**Task description:**
Report each line from the listing that the string "Total" appears in.

:::

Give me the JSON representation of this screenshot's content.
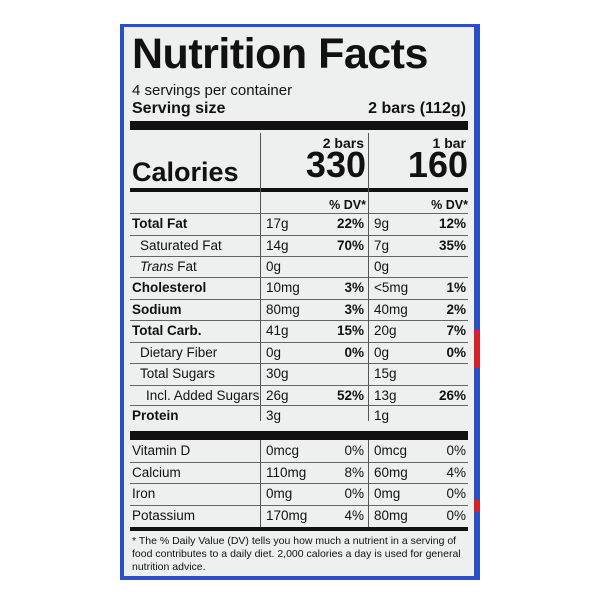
{
  "label": {
    "title": "Nutrition Facts",
    "servings": "4 servings per container",
    "serving_size_label": "Serving size",
    "serving_size_value": "2 bars (112g)",
    "calories_label": "Calories",
    "col1_header": "2 bars",
    "col2_header": "1 bar",
    "col1_calories": "330",
    "col2_calories": "160",
    "dv_header": "% DV*",
    "rows": [
      {
        "name": "Total Fat",
        "bold": true,
        "a1": "17g",
        "d1": "22%",
        "a2": "9g",
        "d2": "12%"
      },
      {
        "name": "Saturated Fat",
        "bold": false,
        "a1": "14g",
        "d1": "70%",
        "a2": "7g",
        "d2": "35%"
      },
      {
        "name": "Trans Fat",
        "bold": false,
        "a1": "0g",
        "d1": "",
        "a2": "0g",
        "d2": ""
      },
      {
        "name": "Cholesterol",
        "bold": true,
        "a1": "10mg",
        "d1": "3%",
        "a2": "<5mg",
        "d2": "1%"
      },
      {
        "name": "Sodium",
        "bold": true,
        "a1": "80mg",
        "d1": "3%",
        "a2": "40mg",
        "d2": "2%"
      },
      {
        "name": "Total Carb.",
        "bold": true,
        "a1": "41g",
        "d1": "15%",
        "a2": "20g",
        "d2": "7%"
      },
      {
        "name": "Dietary Fiber",
        "bold": false,
        "a1": "0g",
        "d1": "0%",
        "a2": "0g",
        "d2": "0%"
      },
      {
        "name": "Total Sugars",
        "bold": false,
        "a1": "30g",
        "d1": "",
        "a2": "15g",
        "d2": ""
      },
      {
        "name": "Incl. Added Sugars",
        "bold": false,
        "a1": "26g",
        "d1": "52%",
        "a2": "13g",
        "d2": "26%"
      },
      {
        "name": "Protein",
        "bold": true,
        "a1": "3g",
        "d1": "",
        "a2": "1g",
        "d2": ""
      }
    ],
    "vitamins": [
      {
        "name": "Vitamin D",
        "a1": "0mcg",
        "d1": "0%",
        "a2": "0mcg",
        "d2": "0%"
      },
      {
        "name": "Calcium",
        "a1": "110mg",
        "d1": "8%",
        "a2": "60mg",
        "d2": "4%"
      },
      {
        "name": "Iron",
        "a1": "0mg",
        "d1": "0%",
        "a2": "0mg",
        "d2": "0%"
      },
      {
        "name": "Potassium",
        "a1": "170mg",
        "d1": "4%",
        "a2": "80mg",
        "d2": "0%"
      }
    ],
    "footnote": "* The % Daily Value (DV) tells you how much a nutrient in a serving of food contributes to a daily diet. 2,000 calories a day is used for general nutrition advice."
  },
  "colors": {
    "frame": "#2b4fc4",
    "accent_red": "#d2232a",
    "panel": "#eef0ef",
    "ink": "#111111"
  }
}
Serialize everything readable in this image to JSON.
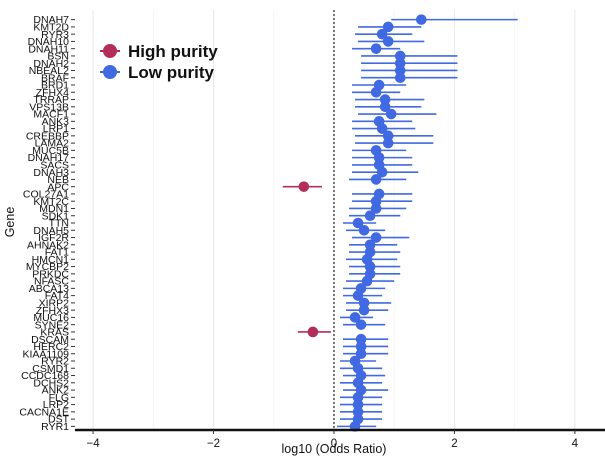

:::

**Completed task:**
        "name": "Total Fat",
        "name": "Total Carb.",
        "name": "Total Sugars",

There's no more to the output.